__INSTRUCTION__.
Repeat the listing word for word. No pictures belong in the copy.

-------- DATA PROVIDED --------

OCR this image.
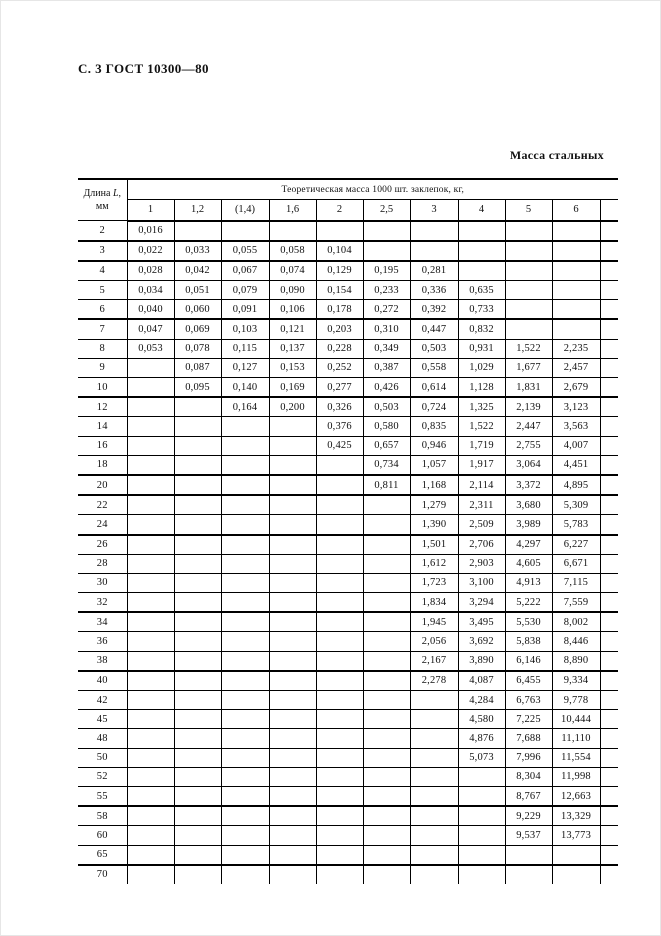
С. 3 ГОСТ 10300—80
Масса стальных
Длина L,
мм	Теоретическая масса 1000 шт. заклепок, кг,										
	1	1,2	(1,4)	1,6	2	2,5	3	4	5	6	
2	0,016										
3	0,022	0,033	0,055	0,058	0,104						
4	0,028	0,042	0,067	0,074	0,129	0,195	0,281				
5	0,034	0,051	0,079	0,090	0,154	0,233	0,336	0,635			
6	0,040	0,060	0,091	0,106	0,178	0,272	0,392	0,733			
7	0,047	0,069	0,103	0,121	0,203	0,310	0,447	0,832			
8	0,053	0,078	0,115	0,137	0,228	0,349	0,503	0,931	1,522	2,235	
9		0,087	0,127	0,153	0,252	0,387	0,558	1,029	1,677	2,457	
10		0,095	0,140	0,169	0,277	0,426	0,614	1,128	1,831	2,679	
12			0,164	0,200	0,326	0,503	0,724	1,325	2,139	3,123	
14					0,376	0,580	0,835	1,522	2,447	3,563	
16					0,425	0,657	0,946	1,719	2,755	4,007	
18						0,734	1,057	1,917	3,064	4,451	
20						0,811	1,168	2,114	3,372	4,895	
22							1,279	2,311	3,680	5,309	
24							1,390	2,509	3,989	5,783	
26							1,501	2,706	4,297	6,227	
28							1,612	2,903	4,605	6,671	
30							1,723	3,100	4,913	7,115	
32							1,834	3,294	5,222	7,559	
34							1,945	3,495	5,530	8,002	
36							2,056	3,692	5,838	8,446	
38							2,167	3,890	6,146	8,890	
40							2,278	4,087	6,455	9,334	
42								4,284	6,763	9,778	
45								4,580	7,225	10,444	
48								4,876	7,688	11,110	
50								5,073	7,996	11,554	
52									8,304	11,998	
55									8,767	12,663	
58									9,229	13,329	
60									9,537	13,773	
65											
70											
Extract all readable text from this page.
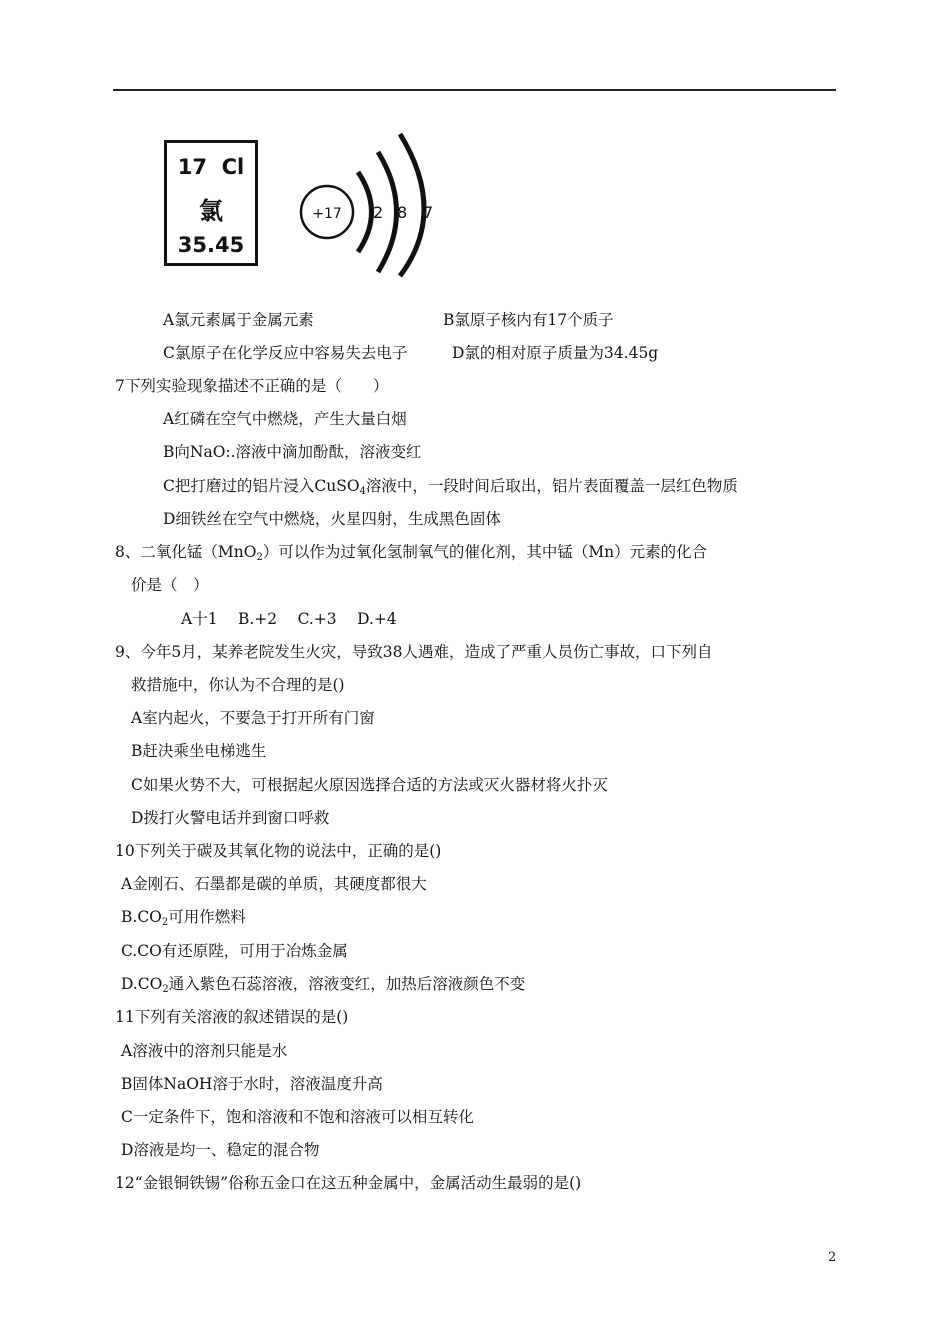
17 Cl
氯
35.45
+17 2 8 7
A氯元素属于金属元素	B氯原子核内有17个质子
C氯原子在化学反应中容易失去电子	D氯的相对原子质量为34.45g
7下列实验现象描述不正确的是（　　）
A红磷在空气中燃烧，产生大量白烟
B向NaO:.溶液中滴加酚酞，溶液变红
C把打磨过的铝片浸入CuSO$_4$溶液中，一段时间后取出，铝片表面覆盖一层红色物质
D细铁丝在空气中燃烧，火星四射，生成黑色固体
8、二氧化锰（MnO$_2$）可以作为过氧化氢制氧气的催化剂，其中锰（Mn）元素的化合
价是（　）
A十1　 B.+2　 C.+3　 D.+4
9、今年5月，某养老院发生火灾，导致38人遇难，造成了严重人员伤亡事故，口下列自
救措施中，你认为不合理的是()
A室内起火，不要急于打开所有门窗
B赶决乘坐电梯逃生
C如果火势不大，可根据起火原因选择合适的方法或灭火器材将火扑灭
D拨打火警电话并到窗口呼救
10下列关于碳及其氧化物的说法中，正确的是()
A金刚石、石墨都是碳的单质，其硬度都很大
$B.CO_2$可用作燃料
C.CO有还原陛，可用于冶炼金属
$D.CO_2$通入紫色石蕊溶液，溶液变红，加热后溶液颜色不变
11下列有关溶液的叙述错误的是()
A溶液中的溶剂只能是水
B固体NaOH溶于水时，溶液温度升高
C一定条件下，饱和溶液和不饱和溶液可以相互转化
D溶液是均一、稳定的混合物
12“金银铜铁锡”俗称五金口在这五种金属中，金属活动生最弱的是()
2
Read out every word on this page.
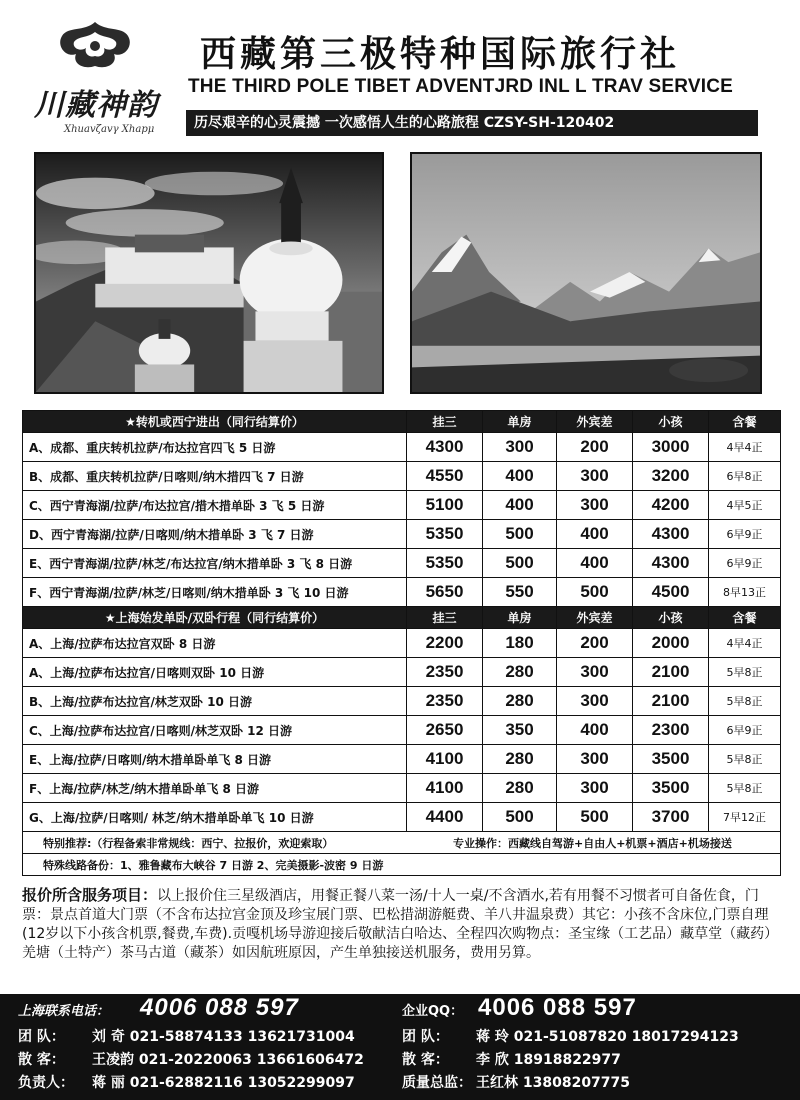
川藏神韵
Xhuavζavγ Xhapμ
西藏第三极特种国际旅行社
THE THIRD POLE TIBET ADVENTJRD INL L TRAV SERVICE
历尽艰辛的心灵震撼 一次感悟人生的心路旅程 CZSY-SH-120402
★转机或西宁进出（同行结算价）	挂三	单房	外宾差	小孩	含餐
A、成都、重庆转机拉萨/布达拉宫四飞 5 日游	4300	300	200	3000	4早4正
B、成都、重庆转机拉萨/日喀则/纳木措四飞 7 日游	4550	400	300	3200	6早8正
C、西宁青海湖/拉萨/布达拉宫/措木措单卧 3 飞 5 日游	5100	400	300	4200	4早5正
D、西宁青海湖/拉萨/日喀则/纳木措单卧 3 飞 7 日游	5350	500	400	4300	6早9正
E、西宁青海湖/拉萨/林芝/布达拉宫/纳木措单卧 3 飞 8 日游	5350	500	400	4300	6早9正
F、西宁青海湖/拉萨/林芝/日喀则/纳木措单卧 3 飞 10 日游	5650	550	500	4500	8早13正
★上海始发单卧/双卧行程（同行结算价）	挂三	单房	外宾差	小孩	含餐
A、上海/拉萨布达拉宫双卧 8 日游	2200	180	200	2000	4早4正
A、上海/拉萨布达拉宫/日喀则双卧 10 日游	2350	280	300	2100	5早8正
B、上海/拉萨布达拉宫/林芝双卧 10 日游	2350	280	300	2100	5早8正
C、上海/拉萨布达拉宫/日喀则/林芝双卧 12 日游	2650	350	400	2300	6早9正
E、上海/拉萨/日喀则/纳木措单卧单飞 8 日游	4100	280	300	3500	5早8正
F、上海/拉萨/林芝/纳木措单卧单飞 8 日游	4100	280	300	3500	5早8正
G、上海/拉萨/日喀则/ 林芝/纳木措单卧单飞 10 日游	4400	500	500	3700	7早12正
特别推荐:（行程备索非常规线：西宁、拉报价，欢迎索取） 专业操作：西藏线自驾游+自由人+机票+酒店+机场接送					

特殊线路备份：1、雅鲁藏布大峡谷 7 日游 2、完美摄影-波密 9 日游					
报价所含服务项目：以上报价住三星级酒店，用餐正餐八菜一汤/十人一桌/不含酒水,若有用餐不习惯者可自备佐食，门票：景点首道大门票（不含布达拉宫金顶及珍宝展门票、巴松措湖游艇费、羊八井温泉费）其它：小孩不含床位,门票自理(12岁以下小孩含机票,餐费,车费).贡嘎机场导游迎接后敬献洁白哈达、全程四次购物点：圣宝缘（工艺品）藏草堂（藏药）羌塘（土特产）茶马古道（藏茶）如因航班原因，产生单独接送机服务，费用另算。
上海联系电话： 4006 088 597	企业QQ： 4006 088 597
团 队： 刘 奇 021-58874133 13621731004	团 队： 蒋 玲 021-51087820 18017294123
散 客： 王凌韵 021-20220063 13661606472	散 客： 李 欣 18918822977
负责人： 蒋 丽 021-62882116 13052299097	质量总监： 王红林 13808207775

--------

__EXERCISE ANSWER__.
OCR this image.
С. 3 ГОСТ 10300—80
Масса стальных
Длина L,
мм	Теоретическая масса 1000 шт. заклепок, кг,										
	1	1,2	(1,4)	1,6	2	2,5	3	4	5	6	
2	0,016										
3	0,022	0,033	0,055	0,058	0,104						
4	0,028	0,042	0,067	0,074	0,129	0,195	0,281				
5	0,034	0,051	0,079	0,090	0,154	0,233	0,336	0,635			
6	0,040	0,060	0,091	0,106	0,178	0,272	0,392	0,733			
7	0,047	0,069	0,103	0,121	0,203	0,310	0,447	0,832			
8	0,053	0,078	0,115	0,137	0,228	0,349	0,503	0,931	1,522	2,235	
9		0,087	0,127	0,153	0,252	0,387	0,558	1,029	1,677	2,457	
10		0,095	0,140	0,169	0,277	0,426	0,614	1,128	1,831	2,679	
12			0,164	0,200	0,326	0,503	0,724	1,325	2,139	3,123	
14					0,376	0,580	0,835	1,522	2,447	3,563	
16					0,425	0,657	0,946	1,719	2,755	4,007	
18						0,734	1,057	1,917	3,064	4,451	
20						0,811	1,168	2,114	3,372	4,895	
22							1,279	2,311	3,680	5,309	
24							1,390	2,509	3,989	5,783	
26							1,501	2,706	4,297	6,227	
28							1,612	2,903	4,605	6,671	
30							1,723	3,100	4,913	7,115	
32							1,834	3,294	5,222	7,559	
34							1,945	3,495	5,530	8,002	
36							2,056	3,692	5,838	8,446	
38							2,167	3,890	6,146	8,890	
40							2,278	4,087	6,455	9,334	
42								4,284	6,763	9,778	
45								4,580	7,225	10,444	
48								4,876	7,688	11,110	
50								5,073	7,996	11,554	
52									8,304	11,998	
55									8,767	12,663	
58									9,229	13,329	
60									9,537	13,773	
65											
70											
Extract all readable text from this page.
17 Cl
氯
35.45
+17 2 8 7
A氯元素属于金属元素	B氯原子核内有17个质子
C氯原子在化学反应中容易失去电子	D氯的相对原子质量为34.45g
7下列实验现象描述不正确的是（　　）
A红磷在空气中燃烧，产生大量白烟
B向NaO:.溶液中滴加酚酞，溶液变红
C把打磨过的铝片浸入CuSO$_4$溶液中，一段时间后取出，铝片表面覆盖一层红色物质
D细铁丝在空气中燃烧，火星四射，生成黑色固体
8、二氧化锰（MnO$_2$）可以作为过氧化氢制氧气的催化剂，其中锰（Mn）元素的化合
价是（　）
A十1　 B.+2　 C.+3　 D.+4
9、今年5月，某养老院发生火灾，导致38人遇难，造成了严重人员伤亡事故，口下列自
救措施中，你认为不合理的是()
A室内起火，不要急于打开所有门窗
B赶决乘坐电梯逃生
C如果火势不大，可根据起火原因选择合适的方法或灭火器材将火扑灭
D拨打火警电话并到窗口呼救
10下列关于碳及其氧化物的说法中，正确的是()
A金刚石、石墨都是碳的单质，其硬度都很大
$B.CO_2$可用作燃料
C.CO有还原陛，可用于冶炼金属
$D.CO_2$通入紫色石蕊溶液，溶液变红，加热后溶液颜色不变
11下列有关溶液的叙述错误的是()
A溶液中的溶剂只能是水
B固体NaOH溶于水时，溶液温度升高
C一定条件下，饱和溶液和不饱和溶液可以相互转化
D溶液是均一、稳定的混合物
12“金银铜铁锡”俗称五金口在这五种金属中，金属活动生最弱的是()
2
Read out every word on this page.
川藏神韵
Xhuavζavγ Xhapμ
西藏第三极特种国际旅行社
THE THIRD POLE TIBET ADVENTJRD INL L TRAV SERVICE
历尽艰辛的心灵震撼 一次感悟人生的心路旅程 CZSY-SH-120402
★转机或西宁进出（同行结算价）	挂三	单房	外宾差	小孩	含餐
A、成都、重庆转机拉萨/布达拉宫四飞 5 日游	4300	300	200	3000	4早4正
B、成都、重庆转机拉萨/日喀则/纳木措四飞 7 日游	4550	400	300	3200	6早8正
C、西宁青海湖/拉萨/布达拉宫/措木措单卧 3 飞 5 日游	5100	400	300	4200	4早5正
D、西宁青海湖/拉萨/日喀则/纳木措单卧 3 飞 7 日游	5350	500	400	4300	6早9正
E、西宁青海湖/拉萨/林芝/布达拉宫/纳木措单卧 3 飞 8 日游	5350	500	400	4300	6早9正
F、西宁青海湖/拉萨/林芝/日喀则/纳木措单卧 3 飞 10 日游	5650	550	500	4500	8早13正
★上海始发单卧/双卧行程（同行结算价）	挂三	单房	外宾差	小孩	含餐
A、上海/拉萨布达拉宫双卧 8 日游	2200	180	200	2000	4早4正
A、上海/拉萨布达拉宫/日喀则双卧 10 日游	2350	280	300	2100	5早8正
B、上海/拉萨布达拉宫/林芝双卧 10 日游	2350	280	300	2100	5早8正
C、上海/拉萨布达拉宫/日喀则/林芝双卧 12 日游	2650	350	400	2300	6早9正
E、上海/拉萨/日喀则/纳木措单卧单飞 8 日游	4100	280	300	3500	5早8正
F、上海/拉萨/林芝/纳木措单卧单飞 8 日游	4100	280	300	3500	5早8正
G、上海/拉萨/日喀则/ 林芝/纳木措单卧单飞 10 日游	4400	500	500	3700	7早12正
特别推荐:（行程备索非常规线：西宁、拉报价，欢迎索取） 专业操作：西藏线自驾游+自由人+机票+酒店+机场接送					

特殊线路备份：1、雅鲁藏布大峡谷 7 日游 2、完美摄影-波密 9 日游					
报价所含服务项目：以上报价住三星级酒店，用餐正餐八菜一汤/十人一桌/不含酒水,若有用餐不习惯者可自备佐食，门票：景点首道大门票（不含布达拉宫金顶及珍宝展门票、巴松措湖游艇费、羊八井温泉费）其它：小孩不含床位,门票自理(12岁以下小孩含机票,餐费,车费).贡嘎机场导游迎接后敬献洁白哈达、全程四次购物点：圣宝缘（工艺品）藏草堂（藏药）羌塘（土特产）茶马古道（藏茶）如因航班原因，产生单独接送机服务，费用另算。
上海联系电话： 4006 088 597	企业QQ： 4006 088 597
团 队： 刘 奇 021-58874133 13621731004	团 队： 蒋 玲 021-51087820 18017294123
散 客： 王凌韵 021-20220063 13661606472	散 客： 李 欣 18918822977
负责人： 蒋 丽 021-62882116 13052299097	质量总监： 王红林 13808207775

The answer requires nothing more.